Supplied entries:
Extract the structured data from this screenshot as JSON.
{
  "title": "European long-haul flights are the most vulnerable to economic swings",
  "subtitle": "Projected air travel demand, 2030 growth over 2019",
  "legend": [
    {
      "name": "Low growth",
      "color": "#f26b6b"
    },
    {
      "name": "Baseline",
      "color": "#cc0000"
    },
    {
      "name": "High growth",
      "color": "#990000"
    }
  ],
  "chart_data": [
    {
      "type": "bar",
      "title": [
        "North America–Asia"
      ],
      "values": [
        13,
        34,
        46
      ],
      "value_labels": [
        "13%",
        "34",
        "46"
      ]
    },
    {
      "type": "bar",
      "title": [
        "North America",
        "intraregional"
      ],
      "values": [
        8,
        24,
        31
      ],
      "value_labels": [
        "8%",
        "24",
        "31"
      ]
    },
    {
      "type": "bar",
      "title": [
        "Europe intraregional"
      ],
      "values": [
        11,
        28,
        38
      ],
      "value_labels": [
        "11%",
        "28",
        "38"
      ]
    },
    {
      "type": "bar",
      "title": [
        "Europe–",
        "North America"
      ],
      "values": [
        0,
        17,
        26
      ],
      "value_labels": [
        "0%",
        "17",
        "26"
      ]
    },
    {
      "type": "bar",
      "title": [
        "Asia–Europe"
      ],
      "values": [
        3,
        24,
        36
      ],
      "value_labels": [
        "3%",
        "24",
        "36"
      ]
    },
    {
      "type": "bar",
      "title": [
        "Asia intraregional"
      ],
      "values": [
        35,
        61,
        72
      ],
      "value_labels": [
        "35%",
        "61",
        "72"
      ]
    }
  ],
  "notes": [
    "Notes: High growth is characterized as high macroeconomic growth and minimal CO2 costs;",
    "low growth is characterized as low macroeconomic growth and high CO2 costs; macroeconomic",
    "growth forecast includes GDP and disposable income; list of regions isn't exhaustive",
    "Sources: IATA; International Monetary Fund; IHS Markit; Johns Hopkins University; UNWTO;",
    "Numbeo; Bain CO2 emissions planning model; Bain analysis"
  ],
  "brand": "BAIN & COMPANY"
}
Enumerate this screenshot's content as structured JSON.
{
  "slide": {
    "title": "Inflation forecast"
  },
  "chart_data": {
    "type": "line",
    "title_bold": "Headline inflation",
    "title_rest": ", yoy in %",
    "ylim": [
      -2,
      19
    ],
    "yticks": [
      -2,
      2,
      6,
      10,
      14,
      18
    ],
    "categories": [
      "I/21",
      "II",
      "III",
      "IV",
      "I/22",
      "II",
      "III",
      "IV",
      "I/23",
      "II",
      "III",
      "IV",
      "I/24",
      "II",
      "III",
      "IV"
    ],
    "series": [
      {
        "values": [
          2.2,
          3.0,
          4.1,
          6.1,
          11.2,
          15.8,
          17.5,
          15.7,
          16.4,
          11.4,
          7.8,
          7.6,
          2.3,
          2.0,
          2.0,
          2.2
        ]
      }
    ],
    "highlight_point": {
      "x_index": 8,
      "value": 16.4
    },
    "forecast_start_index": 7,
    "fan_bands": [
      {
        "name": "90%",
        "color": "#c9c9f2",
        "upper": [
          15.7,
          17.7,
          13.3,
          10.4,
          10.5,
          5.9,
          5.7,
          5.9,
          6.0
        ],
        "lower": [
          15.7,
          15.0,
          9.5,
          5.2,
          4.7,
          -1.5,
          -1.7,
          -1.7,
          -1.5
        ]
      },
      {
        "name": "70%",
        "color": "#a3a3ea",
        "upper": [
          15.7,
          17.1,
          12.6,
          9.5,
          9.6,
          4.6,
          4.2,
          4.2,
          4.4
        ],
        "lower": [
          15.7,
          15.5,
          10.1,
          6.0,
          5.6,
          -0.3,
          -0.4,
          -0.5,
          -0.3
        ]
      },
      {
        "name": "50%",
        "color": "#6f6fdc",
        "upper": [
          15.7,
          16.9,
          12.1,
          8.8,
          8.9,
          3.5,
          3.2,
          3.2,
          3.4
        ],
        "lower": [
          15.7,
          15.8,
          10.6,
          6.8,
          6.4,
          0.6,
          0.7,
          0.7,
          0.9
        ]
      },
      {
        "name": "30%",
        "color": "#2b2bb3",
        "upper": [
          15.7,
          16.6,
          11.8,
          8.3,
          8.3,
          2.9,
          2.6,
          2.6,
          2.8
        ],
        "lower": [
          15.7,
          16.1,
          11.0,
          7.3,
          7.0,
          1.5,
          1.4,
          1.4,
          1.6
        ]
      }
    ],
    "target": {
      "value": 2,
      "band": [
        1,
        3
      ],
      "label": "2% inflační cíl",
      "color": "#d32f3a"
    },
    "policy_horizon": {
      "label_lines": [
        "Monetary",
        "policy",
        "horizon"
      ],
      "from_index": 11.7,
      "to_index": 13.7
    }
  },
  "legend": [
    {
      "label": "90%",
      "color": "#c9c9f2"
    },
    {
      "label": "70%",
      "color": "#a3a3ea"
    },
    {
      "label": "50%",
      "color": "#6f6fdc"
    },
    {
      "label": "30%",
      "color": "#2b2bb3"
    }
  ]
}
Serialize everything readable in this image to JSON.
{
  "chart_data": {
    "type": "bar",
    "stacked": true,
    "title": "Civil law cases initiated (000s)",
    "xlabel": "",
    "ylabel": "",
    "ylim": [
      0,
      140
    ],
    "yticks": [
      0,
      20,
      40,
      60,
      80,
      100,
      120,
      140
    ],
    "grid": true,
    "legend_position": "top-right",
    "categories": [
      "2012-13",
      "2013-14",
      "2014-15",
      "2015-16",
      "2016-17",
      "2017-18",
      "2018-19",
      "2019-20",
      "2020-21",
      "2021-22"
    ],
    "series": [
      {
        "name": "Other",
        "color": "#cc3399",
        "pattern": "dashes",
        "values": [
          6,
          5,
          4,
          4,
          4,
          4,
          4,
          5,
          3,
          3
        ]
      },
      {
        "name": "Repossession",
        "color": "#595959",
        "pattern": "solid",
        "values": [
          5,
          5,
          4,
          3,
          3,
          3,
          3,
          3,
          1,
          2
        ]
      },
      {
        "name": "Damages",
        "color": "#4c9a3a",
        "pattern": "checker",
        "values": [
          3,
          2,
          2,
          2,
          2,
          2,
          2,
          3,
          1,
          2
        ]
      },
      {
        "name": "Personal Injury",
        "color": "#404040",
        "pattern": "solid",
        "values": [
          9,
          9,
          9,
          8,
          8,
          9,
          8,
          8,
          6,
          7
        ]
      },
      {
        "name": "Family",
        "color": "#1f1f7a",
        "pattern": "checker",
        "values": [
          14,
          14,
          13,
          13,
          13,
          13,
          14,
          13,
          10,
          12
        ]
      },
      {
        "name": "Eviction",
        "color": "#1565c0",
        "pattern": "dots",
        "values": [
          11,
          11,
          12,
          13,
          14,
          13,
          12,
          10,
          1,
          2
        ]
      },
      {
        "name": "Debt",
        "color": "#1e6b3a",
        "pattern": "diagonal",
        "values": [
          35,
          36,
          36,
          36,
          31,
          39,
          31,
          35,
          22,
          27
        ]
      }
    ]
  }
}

Set exercise:
The entries above must be returned exactly.

Final result:
Extract the structured data from this screenshot as JSON.
{
  "title": "European long-haul flights are the most vulnerable to economic swings",
  "subtitle": "Projected air travel demand, 2030 growth over 2019",
  "legend": [
    {
      "name": "Low growth",
      "color": "#f26b6b"
    },
    {
      "name": "Baseline",
      "color": "#cc0000"
    },
    {
      "name": "High growth",
      "color": "#990000"
    }
  ],
  "chart_data": [
    {
      "type": "bar",
      "title": [
        "North America–Asia"
      ],
      "values": [
        13,
        34,
        46
      ],
      "value_labels": [
        "13%",
        "34",
        "46"
      ]
    },
    {
      "type": "bar",
      "title": [
        "North America",
        "intraregional"
      ],
      "values": [
        8,
        24,
        31
      ],
      "value_labels": [
        "8%",
        "24",
        "31"
      ]
    },
    {
      "type": "bar",
      "title": [
        "Europe intraregional"
      ],
      "values": [
        11,
        28,
        38
      ],
      "value_labels": [
        "11%",
        "28",
        "38"
      ]
    },
    {
      "type": "bar",
      "title": [
        "Europe–",
        "North America"
      ],
      "values": [
        0,
        17,
        26
      ],
      "value_labels": [
        "0%",
        "17",
        "26"
      ]
    },
    {
      "type": "bar",
      "title": [
        "Asia–Europe"
      ],
      "values": [
        3,
        24,
        36
      ],
      "value_labels": [
        "3%",
        "24",
        "36"
      ]
    },
    {
      "type": "bar",
      "title": [
        "Asia intraregional"
      ],
      "values": [
        35,
        61,
        72
      ],
      "value_labels": [
        "35%",
        "61",
        "72"
      ]
    }
  ],
  "notes": [
    "Notes: High growth is characterized as high macroeconomic growth and minimal CO2 costs;",
    "low growth is characterized as low macroeconomic growth and high CO2 costs; macroeconomic",
    "growth forecast includes GDP and disposable income; list of regions isn't exhaustive",
    "Sources: IATA; International Monetary Fund; IHS Markit; Johns Hopkins University; UNWTO;",
    "Numbeo; Bain CO2 emissions planning model; Bain analysis"
  ],
  "brand": "BAIN & COMPANY"
}
Enumerate this screenshot's content as structured JSON.
{
  "slide": {
    "title": "Inflation forecast"
  },
  "chart_data": {
    "type": "line",
    "title_bold": "Headline inflation",
    "title_rest": ", yoy in %",
    "ylim": [
      -2,
      19
    ],
    "yticks": [
      -2,
      2,
      6,
      10,
      14,
      18
    ],
    "categories": [
      "I/21",
      "II",
      "III",
      "IV",
      "I/22",
      "II",
      "III",
      "IV",
      "I/23",
      "II",
      "III",
      "IV",
      "I/24",
      "II",
      "III",
      "IV"
    ],
    "series": [
      {
        "values": [
          2.2,
          3.0,
          4.1,
          6.1,
          11.2,
          15.8,
          17.5,
          15.7,
          16.4,
          11.4,
          7.8,
          7.6,
          2.3,
          2.0,
          2.0,
          2.2
        ]
      }
    ],
    "highlight_point": {
      "x_index": 8,
      "value": 16.4
    },
    "forecast_start_index": 7,
    "fan_bands": [
      {
        "name": "90%",
        "color": "#c9c9f2",
        "upper": [
          15.7,
          17.7,
          13.3,
          10.4,
          10.5,
          5.9,
          5.7,
          5.9,
          6.0
        ],
        "lower": [
          15.7,
          15.0,
          9.5,
          5.2,
          4.7,
          -1.5,
          -1.7,
          -1.7,
          -1.5
        ]
      },
      {
        "name": "70%",
        "color": "#a3a3ea",
        "upper": [
          15.7,
          17.1,
          12.6,
          9.5,
          9.6,
          4.6,
          4.2,
          4.2,
          4.4
        ],
        "lower": [
          15.7,
          15.5,
          10.1,
          6.0,
          5.6,
          -0.3,
          -0.4,
          -0.5,
          -0.3
        ]
      },
      {
        "name": "50%",
        "color": "#6f6fdc",
        "upper": [
          15.7,
          16.9,
          12.1,
          8.8,
          8.9,
          3.5,
          3.2,
          3.2,
          3.4
        ],
        "lower": [
          15.7,
          15.8,
          10.6,
          6.8,
          6.4,
          0.6,
          0.7,
          0.7,
          0.9
        ]
      },
      {
        "name": "30%",
        "color": "#2b2bb3",
        "upper": [
          15.7,
          16.6,
          11.8,
          8.3,
          8.3,
          2.9,
          2.6,
          2.6,
          2.8
        ],
        "lower": [
          15.7,
          16.1,
          11.0,
          7.3,
          7.0,
          1.5,
          1.4,
          1.4,
          1.6
        ]
      }
    ],
    "target": {
      "value": 2,
      "band": [
        1,
        3
      ],
      "label": "2% inflační cíl",
      "color": "#d32f3a"
    },
    "policy_horizon": {
      "label_lines": [
        "Monetary",
        "policy",
        "horizon"
      ],
      "from_index": 11.7,
      "to_index": 13.7
    }
  },
  "legend": [
    {
      "label": "90%",
      "color": "#c9c9f2"
    },
    {
      "label": "70%",
      "color": "#a3a3ea"
    },
    {
      "label": "50%",
      "color": "#6f6fdc"
    },
    {
      "label": "30%",
      "color": "#2b2bb3"
    }
  ]
}
Serialize everything readable in this image to JSON.
{
  "chart_data": {
    "type": "bar",
    "stacked": true,
    "title": "Civil law cases initiated (000s)",
    "xlabel": "",
    "ylabel": "",
    "ylim": [
      0,
      140
    ],
    "yticks": [
      0,
      20,
      40,
      60,
      80,
      100,
      120,
      140
    ],
    "grid": true,
    "legend_position": "top-right",
    "categories": [
      "2012-13",
      "2013-14",
      "2014-15",
      "2015-16",
      "2016-17",
      "2017-18",
      "2018-19",
      "2019-20",
      "2020-21",
      "2021-22"
    ],
    "series": [
      {
        "name": "Other",
        "color": "#cc3399",
        "pattern": "dashes",
        "values": [
          6,
          5,
          4,
          4,
          4,
          4,
          4,
          5,
          3,
          3
        ]
      },
      {
        "name": "Repossession",
        "color": "#595959",
        "pattern": "solid",
        "values": [
          5,
          5,
          4,
          3,
          3,
          3,
          3,
          3,
          1,
          2
        ]
      },
      {
        "name": "Damages",
        "color": "#4c9a3a",
        "pattern": "checker",
        "values": [
          3,
          2,
          2,
          2,
          2,
          2,
          2,
          3,
          1,
          2
        ]
      },
      {
        "name": "Personal Injury",
        "color": "#404040",
        "pattern": "solid",
        "values": [
          9,
          9,
          9,
          8,
          8,
          9,
          8,
          8,
          6,
          7
        ]
      },
      {
        "name": "Family",
        "color": "#1f1f7a",
        "pattern": "checker",
        "values": [
          14,
          14,
          13,
          13,
          13,
          13,
          14,
          13,
          10,
          12
        ]
      },
      {
        "name": "Eviction",
        "color": "#1565c0",
        "pattern": "dots",
        "values": [
          11,
          11,
          12,
          13,
          14,
          13,
          12,
          10,
          1,
          2
        ]
      },
      {
        "name": "Debt",
        "color": "#1e6b3a",
        "pattern": "diagonal",
        "values": [
          35,
          36,
          36,
          36,
          31,
          39,
          31,
          35,
          22,
          27
        ]
      }
    ]
  }
}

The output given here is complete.